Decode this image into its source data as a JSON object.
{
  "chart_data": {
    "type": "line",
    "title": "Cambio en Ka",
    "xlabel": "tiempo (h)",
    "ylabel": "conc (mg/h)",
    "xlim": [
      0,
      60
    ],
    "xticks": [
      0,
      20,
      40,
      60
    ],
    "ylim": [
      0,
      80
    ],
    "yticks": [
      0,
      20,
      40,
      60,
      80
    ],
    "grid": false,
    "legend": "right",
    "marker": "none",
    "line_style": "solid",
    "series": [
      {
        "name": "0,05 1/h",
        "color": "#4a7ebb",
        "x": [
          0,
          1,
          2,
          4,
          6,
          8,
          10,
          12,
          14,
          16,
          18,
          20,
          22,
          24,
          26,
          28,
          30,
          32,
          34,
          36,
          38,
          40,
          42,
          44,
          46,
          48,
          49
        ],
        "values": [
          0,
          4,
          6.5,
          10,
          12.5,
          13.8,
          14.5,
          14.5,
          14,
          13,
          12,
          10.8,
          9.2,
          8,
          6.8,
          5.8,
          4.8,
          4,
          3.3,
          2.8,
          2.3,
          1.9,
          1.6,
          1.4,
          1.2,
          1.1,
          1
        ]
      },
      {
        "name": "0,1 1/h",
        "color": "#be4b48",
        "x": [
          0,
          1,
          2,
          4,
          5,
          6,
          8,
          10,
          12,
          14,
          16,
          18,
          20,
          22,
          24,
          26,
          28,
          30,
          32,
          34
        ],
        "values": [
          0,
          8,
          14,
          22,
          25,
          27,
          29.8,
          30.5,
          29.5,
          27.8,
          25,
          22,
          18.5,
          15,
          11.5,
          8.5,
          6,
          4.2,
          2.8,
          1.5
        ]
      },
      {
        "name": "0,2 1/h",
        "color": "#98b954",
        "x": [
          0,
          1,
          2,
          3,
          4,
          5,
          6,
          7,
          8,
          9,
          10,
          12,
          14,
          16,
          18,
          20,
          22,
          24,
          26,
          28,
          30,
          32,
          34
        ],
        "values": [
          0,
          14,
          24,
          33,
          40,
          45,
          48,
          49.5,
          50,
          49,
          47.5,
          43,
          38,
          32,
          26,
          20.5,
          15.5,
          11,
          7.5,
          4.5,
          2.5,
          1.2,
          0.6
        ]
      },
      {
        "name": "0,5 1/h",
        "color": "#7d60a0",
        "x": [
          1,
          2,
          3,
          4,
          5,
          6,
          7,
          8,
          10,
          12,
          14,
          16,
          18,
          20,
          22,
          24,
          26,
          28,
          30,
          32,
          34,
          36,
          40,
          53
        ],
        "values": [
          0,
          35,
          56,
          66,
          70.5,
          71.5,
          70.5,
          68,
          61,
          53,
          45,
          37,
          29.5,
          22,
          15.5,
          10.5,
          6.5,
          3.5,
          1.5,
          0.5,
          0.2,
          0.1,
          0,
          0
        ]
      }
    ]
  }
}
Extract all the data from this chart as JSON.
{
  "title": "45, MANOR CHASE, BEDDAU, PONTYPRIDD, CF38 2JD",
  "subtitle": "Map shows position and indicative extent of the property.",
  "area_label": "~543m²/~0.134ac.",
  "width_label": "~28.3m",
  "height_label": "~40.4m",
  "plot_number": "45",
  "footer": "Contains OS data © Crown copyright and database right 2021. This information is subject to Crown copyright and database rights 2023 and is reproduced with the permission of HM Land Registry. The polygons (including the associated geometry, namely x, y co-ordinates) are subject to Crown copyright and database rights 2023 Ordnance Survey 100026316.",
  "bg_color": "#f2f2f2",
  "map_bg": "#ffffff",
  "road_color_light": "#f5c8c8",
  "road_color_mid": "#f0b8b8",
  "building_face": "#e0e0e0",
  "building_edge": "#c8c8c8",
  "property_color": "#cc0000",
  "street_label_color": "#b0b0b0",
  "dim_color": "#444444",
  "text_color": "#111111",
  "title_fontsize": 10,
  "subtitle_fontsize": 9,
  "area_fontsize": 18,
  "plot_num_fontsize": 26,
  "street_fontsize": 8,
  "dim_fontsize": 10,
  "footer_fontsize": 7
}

:::

> _Task requirements_
Copy every line of the data that holds the string "JSON".

> _Reply_
Decode this image into its source data as a JSON object.
Extract all the data from this chart as JSON.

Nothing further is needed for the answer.